TO BE DONE
Show all lines that include the string "this"; copy each one.

AVAILABLE RECORDS
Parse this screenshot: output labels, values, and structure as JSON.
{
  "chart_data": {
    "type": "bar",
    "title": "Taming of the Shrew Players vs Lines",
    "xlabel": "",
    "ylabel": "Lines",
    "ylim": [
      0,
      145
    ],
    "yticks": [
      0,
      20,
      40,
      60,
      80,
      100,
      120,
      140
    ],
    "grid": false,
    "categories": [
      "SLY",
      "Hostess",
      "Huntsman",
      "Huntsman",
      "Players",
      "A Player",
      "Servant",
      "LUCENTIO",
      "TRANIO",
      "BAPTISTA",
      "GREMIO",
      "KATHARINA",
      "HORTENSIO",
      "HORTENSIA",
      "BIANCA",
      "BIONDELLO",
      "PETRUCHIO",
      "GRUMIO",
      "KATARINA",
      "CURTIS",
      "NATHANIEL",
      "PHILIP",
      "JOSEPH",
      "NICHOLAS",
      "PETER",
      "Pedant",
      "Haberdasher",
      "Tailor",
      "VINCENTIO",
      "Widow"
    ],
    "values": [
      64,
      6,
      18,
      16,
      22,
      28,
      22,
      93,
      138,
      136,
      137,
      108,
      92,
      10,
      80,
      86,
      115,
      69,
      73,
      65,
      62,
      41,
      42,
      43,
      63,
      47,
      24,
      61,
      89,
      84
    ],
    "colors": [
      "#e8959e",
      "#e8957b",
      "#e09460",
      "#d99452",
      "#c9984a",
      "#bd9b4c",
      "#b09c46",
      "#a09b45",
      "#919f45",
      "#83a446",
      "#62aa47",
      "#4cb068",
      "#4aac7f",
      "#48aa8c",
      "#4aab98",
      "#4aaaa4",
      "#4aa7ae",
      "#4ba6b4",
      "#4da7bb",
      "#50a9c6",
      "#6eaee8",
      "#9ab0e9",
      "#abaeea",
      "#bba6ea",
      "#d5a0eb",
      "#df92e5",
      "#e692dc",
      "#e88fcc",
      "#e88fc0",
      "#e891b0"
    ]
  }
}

==

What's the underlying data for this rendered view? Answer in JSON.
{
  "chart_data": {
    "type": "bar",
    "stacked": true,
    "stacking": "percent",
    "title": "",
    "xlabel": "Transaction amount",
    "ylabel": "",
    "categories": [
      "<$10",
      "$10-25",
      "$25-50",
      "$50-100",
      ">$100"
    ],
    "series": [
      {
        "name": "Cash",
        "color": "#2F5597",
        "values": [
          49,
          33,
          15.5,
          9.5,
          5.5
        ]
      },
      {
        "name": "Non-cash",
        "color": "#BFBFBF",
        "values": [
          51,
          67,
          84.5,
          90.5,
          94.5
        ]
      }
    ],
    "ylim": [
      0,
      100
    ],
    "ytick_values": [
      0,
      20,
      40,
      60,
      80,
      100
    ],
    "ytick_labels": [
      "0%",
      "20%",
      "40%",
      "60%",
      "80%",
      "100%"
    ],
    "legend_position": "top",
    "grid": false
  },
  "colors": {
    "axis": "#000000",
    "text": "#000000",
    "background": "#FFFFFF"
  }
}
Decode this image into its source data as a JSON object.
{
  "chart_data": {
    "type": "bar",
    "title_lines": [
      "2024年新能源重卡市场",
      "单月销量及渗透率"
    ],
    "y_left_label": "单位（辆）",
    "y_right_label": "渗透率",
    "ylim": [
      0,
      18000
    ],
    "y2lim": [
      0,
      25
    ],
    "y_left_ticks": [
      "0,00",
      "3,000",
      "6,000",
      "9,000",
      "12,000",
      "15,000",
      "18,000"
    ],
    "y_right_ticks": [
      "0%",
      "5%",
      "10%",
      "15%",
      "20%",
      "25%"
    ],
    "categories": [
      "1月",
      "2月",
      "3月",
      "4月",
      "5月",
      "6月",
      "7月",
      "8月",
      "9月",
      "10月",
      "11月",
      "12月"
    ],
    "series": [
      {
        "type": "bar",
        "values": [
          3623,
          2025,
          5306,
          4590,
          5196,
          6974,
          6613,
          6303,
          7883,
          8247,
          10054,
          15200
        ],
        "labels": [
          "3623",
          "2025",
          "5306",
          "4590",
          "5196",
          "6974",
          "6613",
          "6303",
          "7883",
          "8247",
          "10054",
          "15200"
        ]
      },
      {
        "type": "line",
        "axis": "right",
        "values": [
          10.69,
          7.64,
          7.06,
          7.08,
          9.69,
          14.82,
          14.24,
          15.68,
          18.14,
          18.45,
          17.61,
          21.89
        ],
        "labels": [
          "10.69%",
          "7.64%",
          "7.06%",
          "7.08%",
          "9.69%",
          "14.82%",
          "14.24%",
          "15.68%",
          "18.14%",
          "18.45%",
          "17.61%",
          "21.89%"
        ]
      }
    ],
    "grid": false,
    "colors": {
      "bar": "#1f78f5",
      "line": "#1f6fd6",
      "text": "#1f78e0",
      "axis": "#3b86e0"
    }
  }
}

RESPONSE TO THE EXERCISE
Parse this screenshot: output labels, values, and structure as JSON.
What's the underlying data for this rendered view? Answer in JSON.
Decode this image into its source data as a JSON object.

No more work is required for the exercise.